Data entries for graphics
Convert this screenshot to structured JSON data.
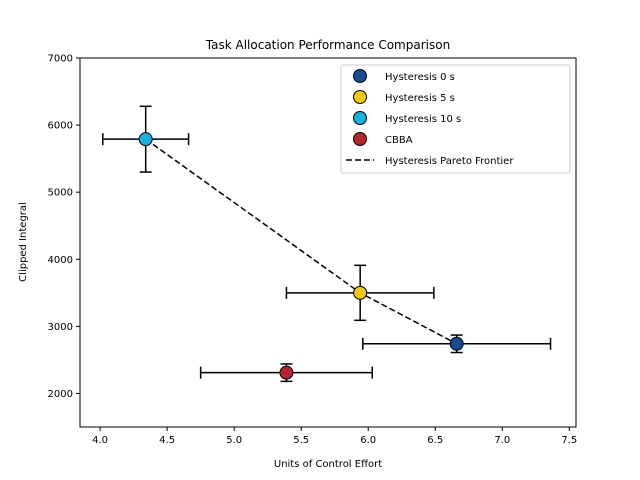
{
  "chart_data": {
    "type": "scatter",
    "title": "Task Allocation Performance Comparison",
    "xlabel": "Units of Control Effort",
    "ylabel": "Clipped Integral",
    "xlim": [
      3.85,
      7.55
    ],
    "ylim": [
      1500,
      7000
    ],
    "x_ticks": [
      4.0,
      4.5,
      5.0,
      5.5,
      6.0,
      6.5,
      7.0,
      7.5
    ],
    "y_ticks": [
      2000,
      3000,
      4000,
      5000,
      6000,
      7000
    ],
    "x_tick_labels": [
      "4.0",
      "4.5",
      "5.0",
      "5.5",
      "6.0",
      "6.5",
      "7.0",
      "7.5"
    ],
    "y_tick_labels": [
      "2000",
      "3000",
      "4000",
      "5000",
      "6000",
      "7000"
    ],
    "grid": false,
    "legend_position": "top-right",
    "series": [
      {
        "name": "Hysteresis 0 s",
        "x": 6.66,
        "y": 2740,
        "xerr": 0.7,
        "yerr": 130,
        "color": "#174c8f"
      },
      {
        "name": "Hysteresis 5 s",
        "x": 5.94,
        "y": 3500,
        "xerr": 0.55,
        "yerr": 410,
        "color": "#f5c518"
      },
      {
        "name": "Hysteresis 10 s",
        "x": 4.34,
        "y": 5790,
        "xerr": 0.32,
        "yerr": 490,
        "color": "#1ab0de"
      },
      {
        "name": "CBBA",
        "x": 5.39,
        "y": 2310,
        "xerr": 0.64,
        "yerr": 130,
        "color": "#b3272c"
      }
    ],
    "frontier": {
      "name": "Hysteresis Pareto Frontier",
      "x": [
        4.34,
        5.94,
        6.66
      ],
      "y": [
        5790,
        3500,
        2740
      ],
      "color": "#000000",
      "style": "dashed"
    }
  }
}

**Requirement:**
Write out each line again precisely as it appears, skipping every picture.

**Full answer:**
Convert this screenshot to structured JSON data.
{
  "chart_data": {
    "type": "scatter",
    "title": "Task Allocation Performance Comparison",
    "xlabel": "Units of Control Effort",
    "ylabel": "Clipped Integral",
    "xlim": [
      3.85,
      7.55
    ],
    "ylim": [
      1500,
      7000
    ],
    "x_ticks": [
      4.0,
      4.5,
      5.0,
      5.5,
      6.0,
      6.5,
      7.0,
      7.5
    ],
    "y_ticks": [
      2000,
      3000,
      4000,
      5000,
      6000,
      7000
    ],
    "x_tick_labels": [
      "4.0",
      "4.5",
      "5.0",
      "5.5",
      "6.0",
      "6.5",
      "7.0",
      "7.5"
    ],
    "y_tick_labels": [
      "2000",
      "3000",
      "4000",
      "5000",
      "6000",
      "7000"
    ],
    "grid": false,
    "legend_position": "top-right",
    "series": [
      {
        "name": "Hysteresis 0 s",
        "x": 6.66,
        "y": 2740,
        "xerr": 0.7,
        "yerr": 130,
        "color": "#174c8f"
      },
      {
        "name": "Hysteresis 5 s",
        "x": 5.94,
        "y": 3500,
        "xerr": 0.55,
        "yerr": 410,
        "color": "#f5c518"
      },
      {
        "name": "Hysteresis 10 s",
        "x": 4.34,
        "y": 5790,
        "xerr": 0.32,
        "yerr": 490,
        "color": "#1ab0de"
      },
      {
        "name": "CBBA",
        "x": 5.39,
        "y": 2310,
        "xerr": 0.64,
        "yerr": 130,
        "color": "#b3272c"
      }
    ],
    "frontier": {
      "name": "Hysteresis Pareto Frontier",
      "x": [
        4.34,
        5.94,
        6.66
      ],
      "y": [
        5790,
        3500,
        2740
      ],
      "color": "#000000",
      "style": "dashed"
    }
  }
}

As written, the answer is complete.